● Instruction:
Write out all of the entries exactly, please.

● Rows:
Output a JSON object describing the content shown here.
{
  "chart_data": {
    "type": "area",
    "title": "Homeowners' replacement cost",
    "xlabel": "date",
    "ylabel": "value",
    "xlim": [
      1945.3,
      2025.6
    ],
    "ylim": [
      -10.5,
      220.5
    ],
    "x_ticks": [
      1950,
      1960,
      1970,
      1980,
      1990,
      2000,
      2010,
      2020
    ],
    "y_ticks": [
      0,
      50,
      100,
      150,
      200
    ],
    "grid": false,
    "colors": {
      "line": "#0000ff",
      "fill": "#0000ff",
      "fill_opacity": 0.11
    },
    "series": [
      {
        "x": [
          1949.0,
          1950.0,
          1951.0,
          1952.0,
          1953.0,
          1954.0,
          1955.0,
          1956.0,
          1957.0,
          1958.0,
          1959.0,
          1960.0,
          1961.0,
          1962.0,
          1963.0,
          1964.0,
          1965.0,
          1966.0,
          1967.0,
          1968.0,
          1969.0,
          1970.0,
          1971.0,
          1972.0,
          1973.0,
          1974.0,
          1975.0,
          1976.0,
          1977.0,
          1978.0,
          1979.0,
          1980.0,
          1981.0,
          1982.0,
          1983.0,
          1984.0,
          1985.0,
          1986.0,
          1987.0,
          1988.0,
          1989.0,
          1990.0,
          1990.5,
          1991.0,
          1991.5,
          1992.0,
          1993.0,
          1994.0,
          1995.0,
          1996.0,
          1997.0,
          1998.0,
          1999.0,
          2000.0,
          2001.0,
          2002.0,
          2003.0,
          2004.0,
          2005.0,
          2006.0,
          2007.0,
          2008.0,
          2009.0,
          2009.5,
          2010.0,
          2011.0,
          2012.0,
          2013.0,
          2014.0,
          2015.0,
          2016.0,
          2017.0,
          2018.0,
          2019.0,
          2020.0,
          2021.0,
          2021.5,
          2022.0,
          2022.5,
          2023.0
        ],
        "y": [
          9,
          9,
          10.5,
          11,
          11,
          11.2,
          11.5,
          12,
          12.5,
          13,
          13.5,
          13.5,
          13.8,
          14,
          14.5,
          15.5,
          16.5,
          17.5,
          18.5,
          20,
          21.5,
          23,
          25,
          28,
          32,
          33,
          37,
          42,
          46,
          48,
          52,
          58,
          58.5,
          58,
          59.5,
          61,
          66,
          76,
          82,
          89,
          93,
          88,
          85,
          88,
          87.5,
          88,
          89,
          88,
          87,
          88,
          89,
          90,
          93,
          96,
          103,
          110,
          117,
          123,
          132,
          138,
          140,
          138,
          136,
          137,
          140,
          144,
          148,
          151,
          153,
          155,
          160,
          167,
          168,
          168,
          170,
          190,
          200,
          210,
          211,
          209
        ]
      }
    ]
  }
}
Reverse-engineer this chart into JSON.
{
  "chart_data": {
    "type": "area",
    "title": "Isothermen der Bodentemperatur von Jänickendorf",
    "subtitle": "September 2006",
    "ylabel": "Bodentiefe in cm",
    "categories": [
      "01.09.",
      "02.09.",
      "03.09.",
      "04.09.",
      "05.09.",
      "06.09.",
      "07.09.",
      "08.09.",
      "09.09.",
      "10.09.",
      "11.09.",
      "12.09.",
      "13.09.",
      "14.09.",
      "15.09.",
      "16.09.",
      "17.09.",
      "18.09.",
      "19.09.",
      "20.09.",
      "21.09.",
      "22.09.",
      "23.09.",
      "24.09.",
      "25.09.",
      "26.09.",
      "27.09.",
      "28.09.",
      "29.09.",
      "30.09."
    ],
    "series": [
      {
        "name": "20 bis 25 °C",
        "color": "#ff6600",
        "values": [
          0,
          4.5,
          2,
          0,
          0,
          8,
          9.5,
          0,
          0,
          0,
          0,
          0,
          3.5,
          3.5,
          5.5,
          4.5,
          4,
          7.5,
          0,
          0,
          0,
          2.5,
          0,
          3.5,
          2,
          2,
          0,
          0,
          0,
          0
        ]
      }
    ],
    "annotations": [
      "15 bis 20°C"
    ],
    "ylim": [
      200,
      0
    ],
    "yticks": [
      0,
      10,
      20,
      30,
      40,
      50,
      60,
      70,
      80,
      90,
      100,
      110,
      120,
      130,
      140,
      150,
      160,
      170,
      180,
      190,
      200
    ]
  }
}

● Task result:
Output a JSON object describing the content shown here.
{
  "chart_data": {
    "type": "area",
    "title": "Homeowners' replacement cost",
    "xlabel": "date",
    "ylabel": "value",
    "xlim": [
      1945.3,
      2025.6
    ],
    "ylim": [
      -10.5,
      220.5
    ],
    "x_ticks": [
      1950,
      1960,
      1970,
      1980,
      1990,
      2000,
      2010,
      2020
    ],
    "y_ticks": [
      0,
      50,
      100,
      150,
      200
    ],
    "grid": false,
    "colors": {
      "line": "#0000ff",
      "fill": "#0000ff",
      "fill_opacity": 0.11
    },
    "series": [
      {
        "x": [
          1949.0,
          1950.0,
          1951.0,
          1952.0,
          1953.0,
          1954.0,
          1955.0,
          1956.0,
          1957.0,
          1958.0,
          1959.0,
          1960.0,
          1961.0,
          1962.0,
          1963.0,
          1964.0,
          1965.0,
          1966.0,
          1967.0,
          1968.0,
          1969.0,
          1970.0,
          1971.0,
          1972.0,
          1973.0,
          1974.0,
          1975.0,
          1976.0,
          1977.0,
          1978.0,
          1979.0,
          1980.0,
          1981.0,
          1982.0,
          1983.0,
          1984.0,
          1985.0,
          1986.0,
          1987.0,
          1988.0,
          1989.0,
          1990.0,
          1990.5,
          1991.0,
          1991.5,
          1992.0,
          1993.0,
          1994.0,
          1995.0,
          1996.0,
          1997.0,
          1998.0,
          1999.0,
          2000.0,
          2001.0,
          2002.0,
          2003.0,
          2004.0,
          2005.0,
          2006.0,
          2007.0,
          2008.0,
          2009.0,
          2009.5,
          2010.0,
          2011.0,
          2012.0,
          2013.0,
          2014.0,
          2015.0,
          2016.0,
          2017.0,
          2018.0,
          2019.0,
          2020.0,
          2021.0,
          2021.5,
          2022.0,
          2022.5,
          2023.0
        ],
        "y": [
          9,
          9,
          10.5,
          11,
          11,
          11.2,
          11.5,
          12,
          12.5,
          13,
          13.5,
          13.5,
          13.8,
          14,
          14.5,
          15.5,
          16.5,
          17.5,
          18.5,
          20,
          21.5,
          23,
          25,
          28,
          32,
          33,
          37,
          42,
          46,
          48,
          52,
          58,
          58.5,
          58,
          59.5,
          61,
          66,
          76,
          82,
          89,
          93,
          88,
          85,
          88,
          87.5,
          88,
          89,
          88,
          87,
          88,
          89,
          90,
          93,
          96,
          103,
          110,
          117,
          123,
          132,
          138,
          140,
          138,
          136,
          137,
          140,
          144,
          148,
          151,
          153,
          155,
          160,
          167,
          168,
          168,
          170,
          190,
          200,
          210,
          211,
          209
        ]
      }
    ]
  }
}
Reverse-engineer this chart into JSON.
{
  "chart_data": {
    "type": "area",
    "title": "Isothermen der Bodentemperatur von Jänickendorf",
    "subtitle": "September 2006",
    "ylabel": "Bodentiefe in cm",
    "categories": [
      "01.09.",
      "02.09.",
      "03.09.",
      "04.09.",
      "05.09.",
      "06.09.",
      "07.09.",
      "08.09.",
      "09.09.",
      "10.09.",
      "11.09.",
      "12.09.",
      "13.09.",
      "14.09.",
      "15.09.",
      "16.09.",
      "17.09.",
      "18.09.",
      "19.09.",
      "20.09.",
      "21.09.",
      "22.09.",
      "23.09.",
      "24.09.",
      "25.09.",
      "26.09.",
      "27.09.",
      "28.09.",
      "29.09.",
      "30.09."
    ],
    "series": [
      {
        "name": "20 bis 25 °C",
        "color": "#ff6600",
        "values": [
          0,
          4.5,
          2,
          0,
          0,
          8,
          9.5,
          0,
          0,
          0,
          0,
          0,
          3.5,
          3.5,
          5.5,
          4.5,
          4,
          7.5,
          0,
          0,
          0,
          2.5,
          0,
          3.5,
          2,
          2,
          0,
          0,
          0,
          0
        ]
      }
    ],
    "annotations": [
      "15 bis 20°C"
    ],
    "ylim": [
      200,
      0
    ],
    "yticks": [
      0,
      10,
      20,
      30,
      40,
      50,
      60,
      70,
      80,
      90,
      100,
      110,
      120,
      130,
      140,
      150,
      160,
      170,
      180,
      190,
      200
    ]
  }
}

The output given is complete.